Data supplied:
<<<<
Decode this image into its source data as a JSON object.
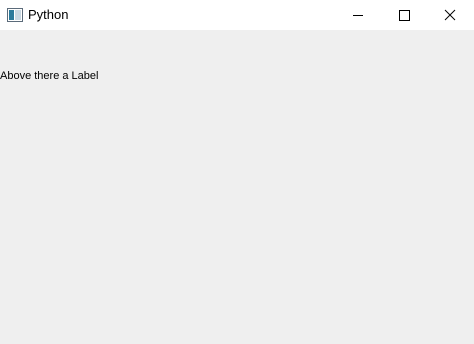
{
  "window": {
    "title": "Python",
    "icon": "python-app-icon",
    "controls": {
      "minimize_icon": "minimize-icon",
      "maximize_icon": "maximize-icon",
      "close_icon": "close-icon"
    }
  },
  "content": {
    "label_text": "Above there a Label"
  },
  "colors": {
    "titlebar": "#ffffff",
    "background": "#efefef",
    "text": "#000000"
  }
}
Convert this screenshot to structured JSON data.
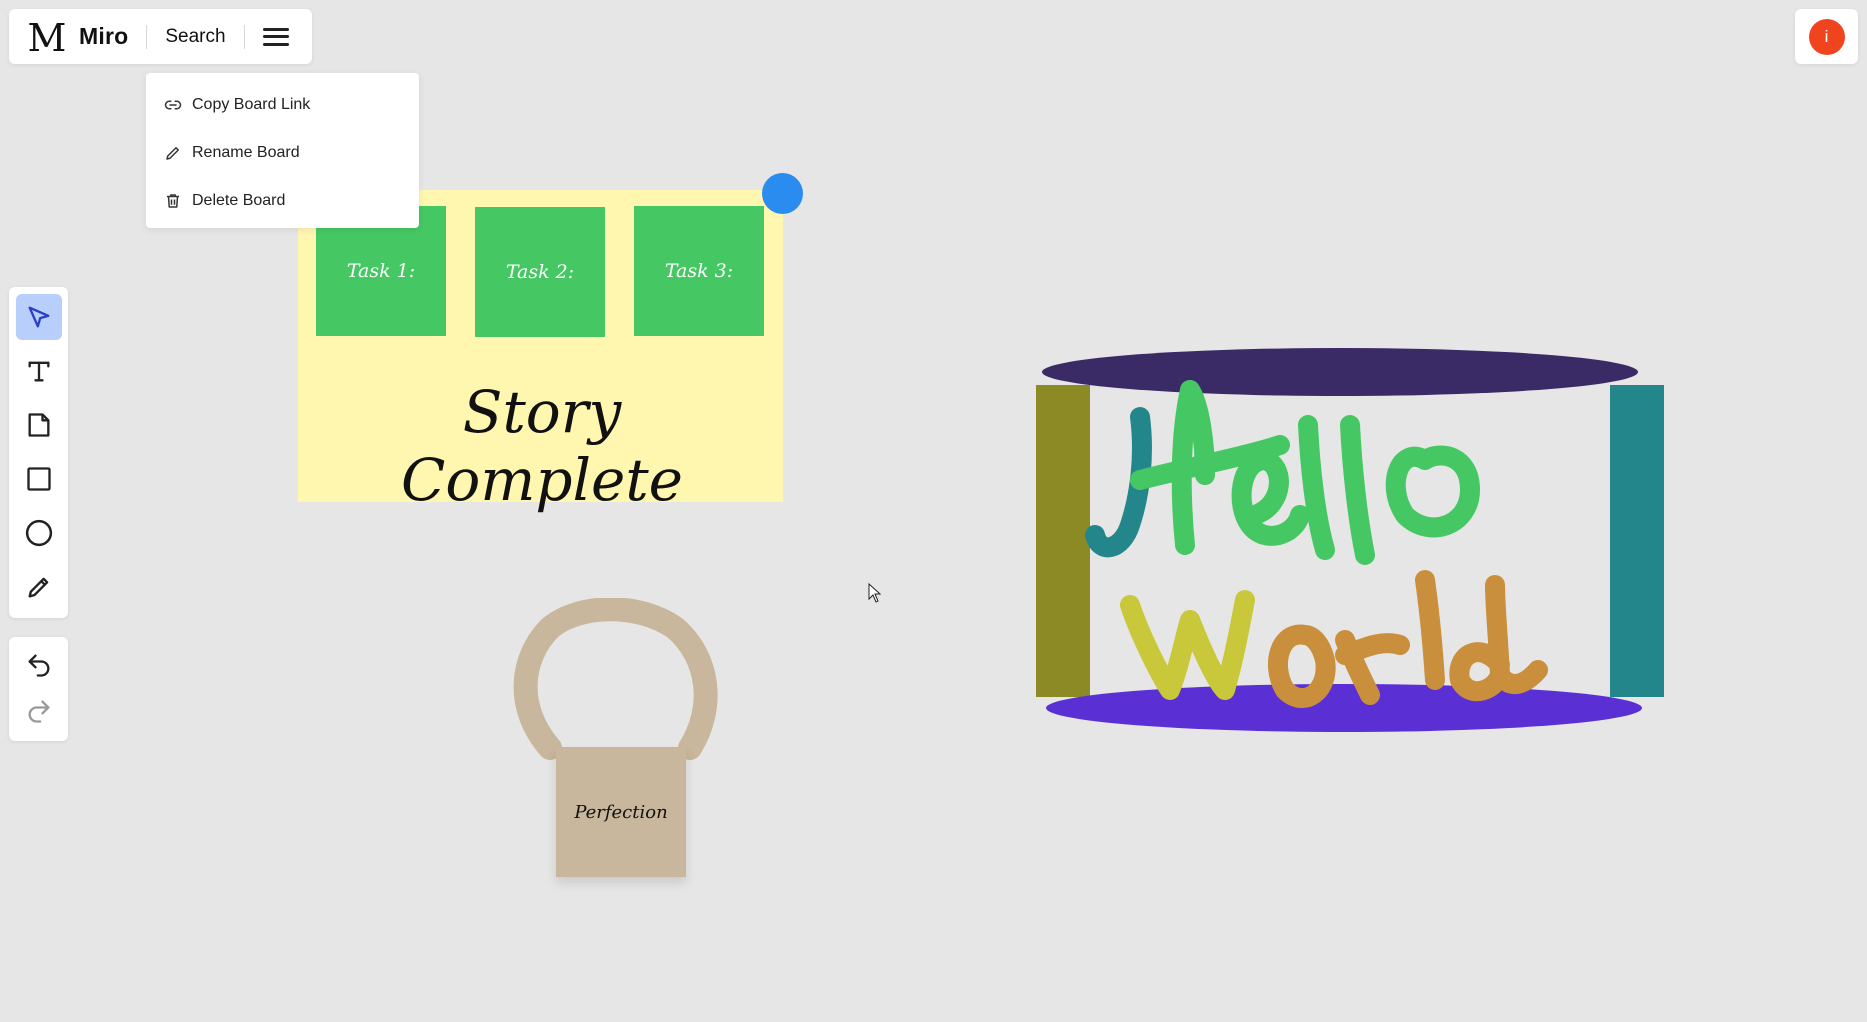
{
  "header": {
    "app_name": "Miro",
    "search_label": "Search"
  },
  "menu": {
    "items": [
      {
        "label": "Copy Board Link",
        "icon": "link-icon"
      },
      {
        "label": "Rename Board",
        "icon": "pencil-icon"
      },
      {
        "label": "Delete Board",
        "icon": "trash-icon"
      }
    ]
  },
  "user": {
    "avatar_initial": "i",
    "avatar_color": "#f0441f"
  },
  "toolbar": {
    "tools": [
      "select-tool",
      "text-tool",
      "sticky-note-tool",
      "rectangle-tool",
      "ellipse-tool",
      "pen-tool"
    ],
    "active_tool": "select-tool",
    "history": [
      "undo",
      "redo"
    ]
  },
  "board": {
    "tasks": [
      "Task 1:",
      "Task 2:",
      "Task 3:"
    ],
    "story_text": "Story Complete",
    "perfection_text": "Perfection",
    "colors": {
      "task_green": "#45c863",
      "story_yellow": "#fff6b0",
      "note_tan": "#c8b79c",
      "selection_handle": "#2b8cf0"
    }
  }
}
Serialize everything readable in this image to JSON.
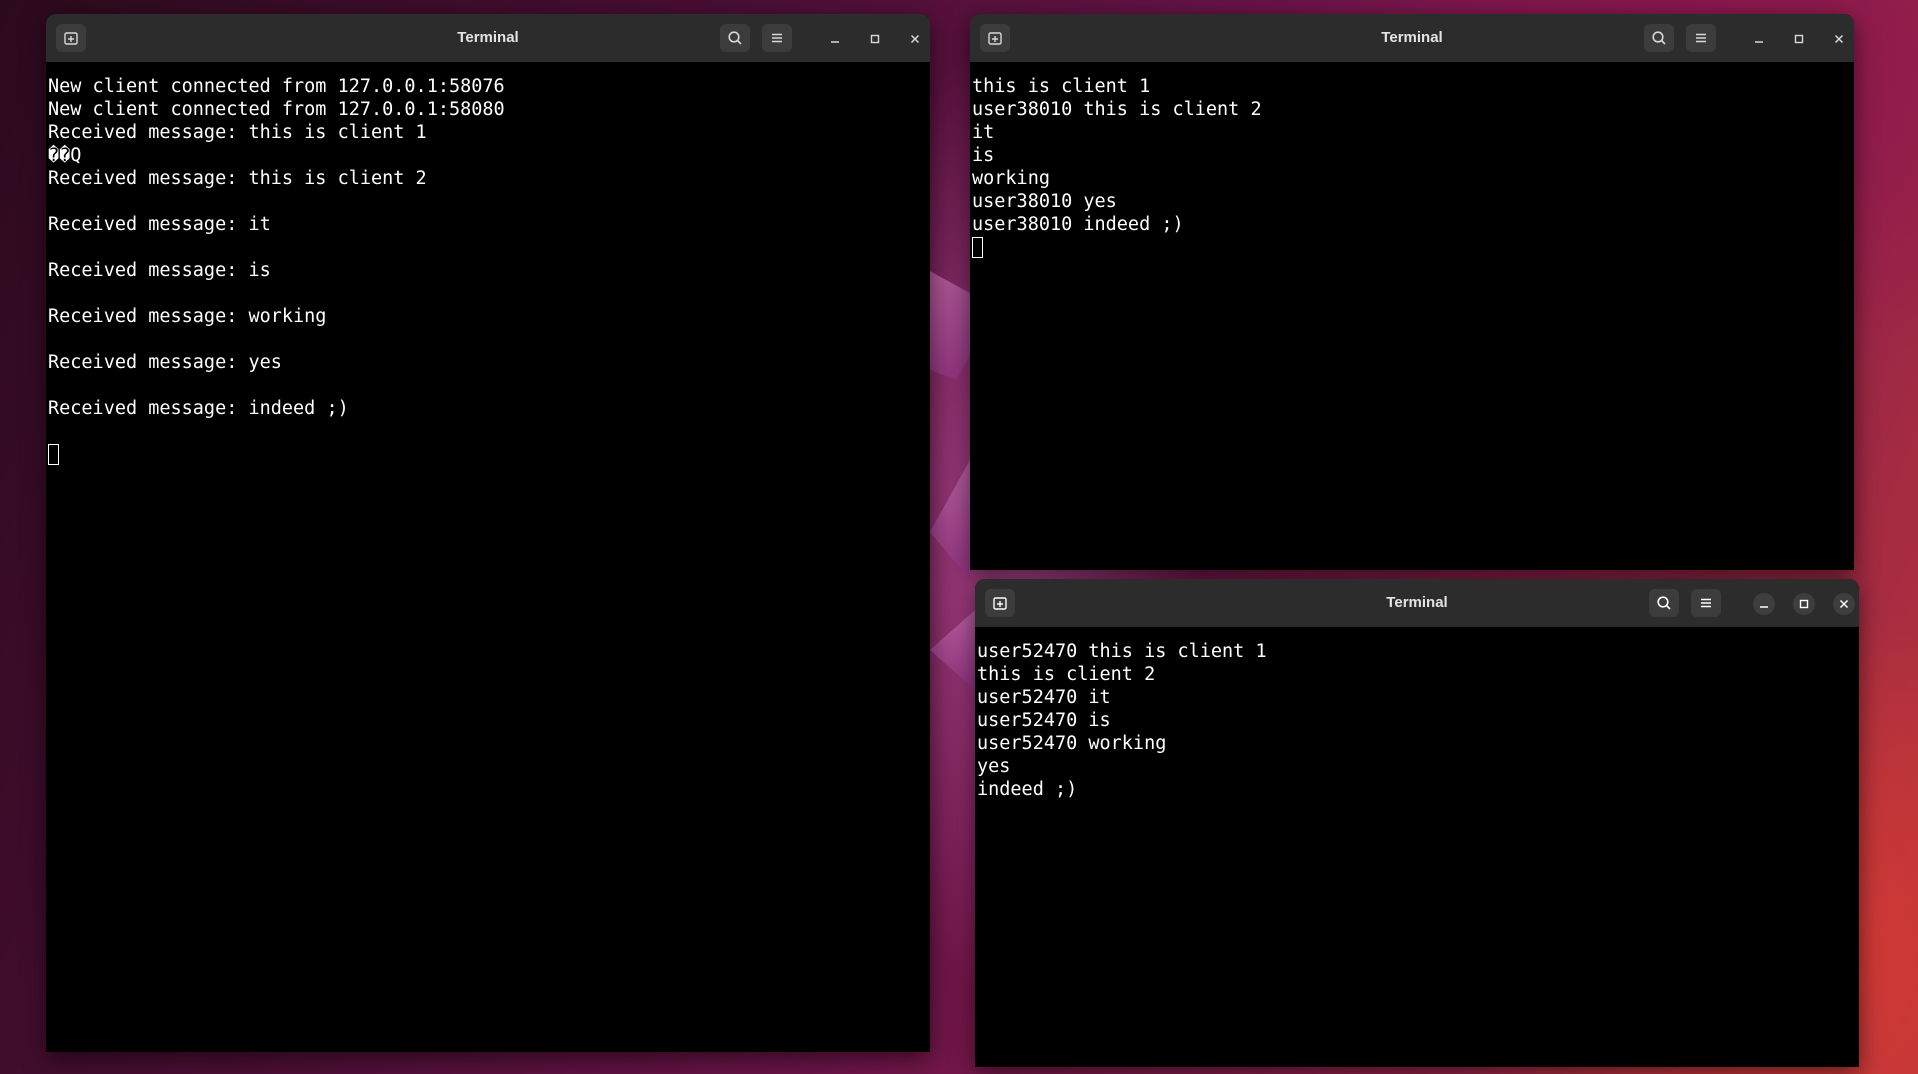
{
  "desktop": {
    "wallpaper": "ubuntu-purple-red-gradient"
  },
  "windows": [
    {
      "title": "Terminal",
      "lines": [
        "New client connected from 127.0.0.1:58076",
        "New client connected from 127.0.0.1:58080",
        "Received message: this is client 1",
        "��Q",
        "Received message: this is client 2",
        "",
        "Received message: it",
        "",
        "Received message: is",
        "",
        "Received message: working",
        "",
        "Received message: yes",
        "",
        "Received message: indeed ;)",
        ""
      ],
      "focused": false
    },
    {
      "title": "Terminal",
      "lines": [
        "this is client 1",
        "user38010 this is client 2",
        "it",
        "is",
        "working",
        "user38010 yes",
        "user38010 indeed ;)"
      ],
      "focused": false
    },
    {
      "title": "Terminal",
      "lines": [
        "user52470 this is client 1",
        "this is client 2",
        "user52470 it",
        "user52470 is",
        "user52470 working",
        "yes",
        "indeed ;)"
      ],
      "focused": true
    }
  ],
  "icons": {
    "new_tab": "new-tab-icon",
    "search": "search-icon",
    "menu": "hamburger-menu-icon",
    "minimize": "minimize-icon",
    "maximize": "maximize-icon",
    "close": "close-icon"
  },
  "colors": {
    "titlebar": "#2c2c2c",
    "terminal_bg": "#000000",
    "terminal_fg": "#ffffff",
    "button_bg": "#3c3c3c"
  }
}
>>>>
Instruction: Track down all lines above with the string "indeed" and copy them.

Answer:
        "Received message: indeed ;)",
        "user38010 indeed ;)"
        "indeed ;)"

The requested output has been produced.